Set the data down again, exactly as it reads, but without the pictures.

* start Record set *

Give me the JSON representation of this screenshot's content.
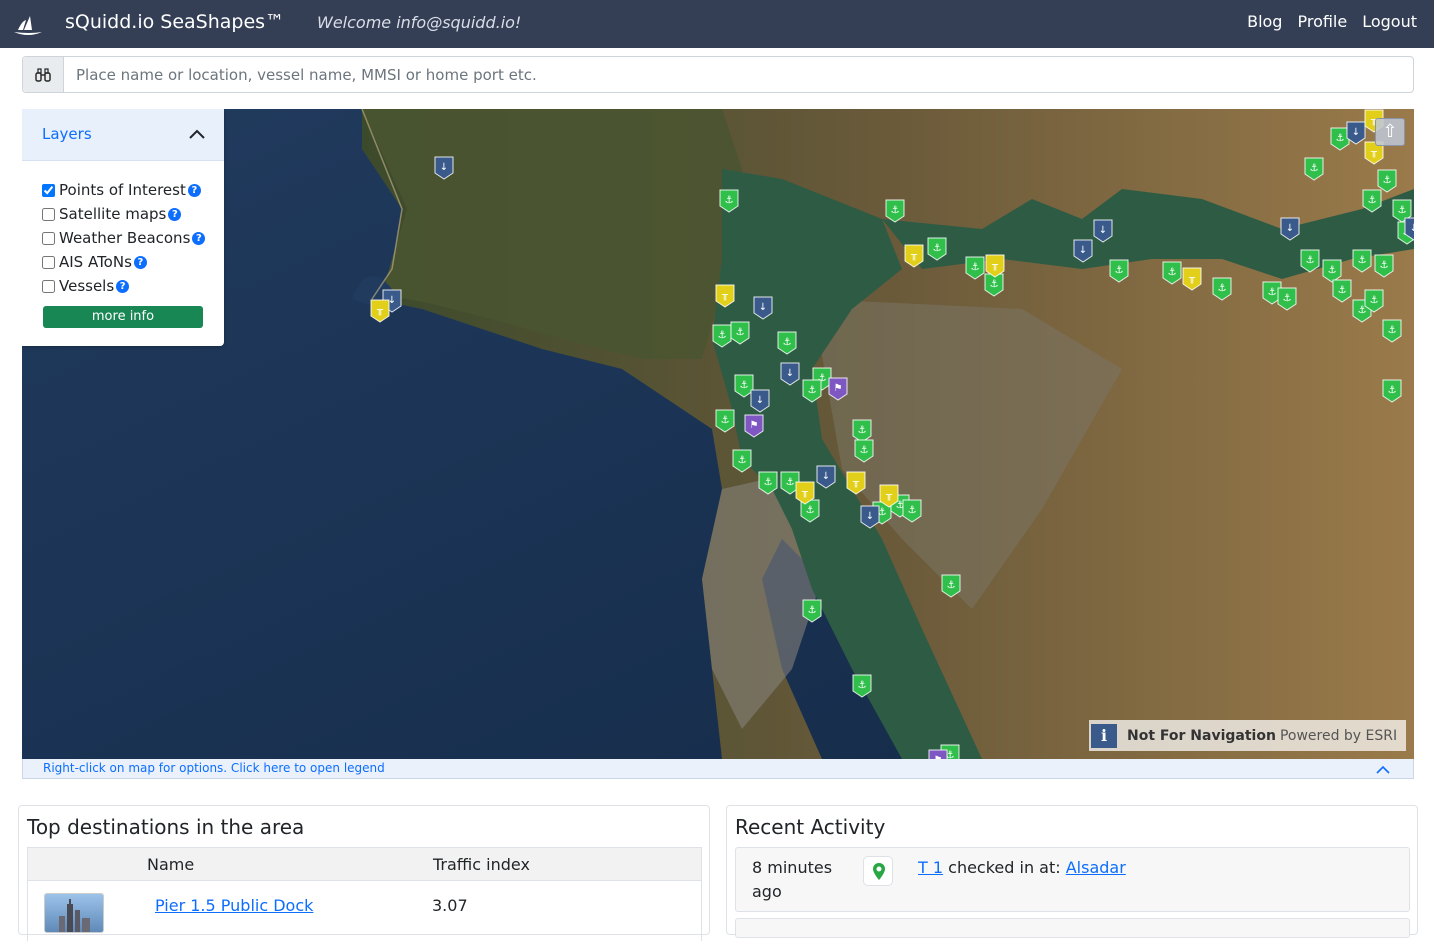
{
  "navbar": {
    "brand": "sQuidd.io SeaShapes™",
    "welcome": "Welcome info@squidd.io!",
    "links": [
      "Blog",
      "Profile",
      "Logout"
    ]
  },
  "search": {
    "placeholder": "Place name or location, vessel name, MMSI or home port etc.",
    "icon": "binoculars-icon"
  },
  "layers": {
    "title": "Layers",
    "items": [
      {
        "label": "Points of Interest",
        "checked": true
      },
      {
        "label": "Satellite maps",
        "checked": false
      },
      {
        "label": "Weather Beacons",
        "checked": false
      },
      {
        "label": "AIS AToNs",
        "checked": false
      },
      {
        "label": "Vessels",
        "checked": false
      }
    ],
    "more_info": "more info"
  },
  "map": {
    "attribution_icon": "i",
    "not_for_navigation": "Not For Navigation",
    "powered_by": "Powered by ESRI",
    "top_button": "⇧",
    "legend_hint": "Right-click on map for options. Click here to open legend",
    "marker_colors": {
      "marina": "#2fbf4a",
      "anchorage": "#3a5a8c",
      "bridge": "#e2cf1a",
      "flag": "#7e57c2"
    }
  },
  "destinations": {
    "title": "Top destinations in the area",
    "columns": [
      "Name",
      "Traffic index"
    ],
    "rows": [
      {
        "name": "Pier 1.5 Public Dock",
        "traffic": "3.07"
      }
    ]
  },
  "recent": {
    "title": "Recent Activity",
    "items": [
      {
        "time": "8 minutes ago",
        "user": "T 1",
        "action": "checked in at:",
        "place": "Alsadar"
      }
    ]
  }
}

* end Record set *

_Output for this task:_
Give me the JSON representation of this screenshot's content.
{
  "navbar": {
    "brand": "sQuidd.io SeaShapes™",
    "welcome": "Welcome info@squidd.io!",
    "links": [
      "Blog",
      "Profile",
      "Logout"
    ]
  },
  "search": {
    "placeholder": "Place name or location, vessel name, MMSI or home port etc.",
    "icon": "binoculars-icon"
  },
  "layers": {
    "title": "Layers",
    "items": [
      {
        "label": "Points of Interest",
        "checked": true
      },
      {
        "label": "Satellite maps",
        "checked": false
      },
      {
        "label": "Weather Beacons",
        "checked": false
      },
      {
        "label": "AIS AToNs",
        "checked": false
      },
      {
        "label": "Vessels",
        "checked": false
      }
    ],
    "more_info": "more info"
  },
  "map": {
    "attribution_icon": "i",
    "not_for_navigation": "Not For Navigation",
    "powered_by": "Powered by ESRI",
    "top_button": "⇧",
    "legend_hint": "Right-click on map for options. Click here to open legend",
    "marker_colors": {
      "marina": "#2fbf4a",
      "anchorage": "#3a5a8c",
      "bridge": "#e2cf1a",
      "flag": "#7e57c2"
    }
  },
  "destinations": {
    "title": "Top destinations in the area",
    "columns": [
      "Name",
      "Traffic index"
    ],
    "rows": [
      {
        "name": "Pier 1.5 Public Dock",
        "traffic": "3.07"
      }
    ]
  },
  "recent": {
    "title": "Recent Activity",
    "items": [
      {
        "time": "8 minutes ago",
        "user": "T 1",
        "action": "checked in at:",
        "place": "Alsadar"
      }
    ]
  }
}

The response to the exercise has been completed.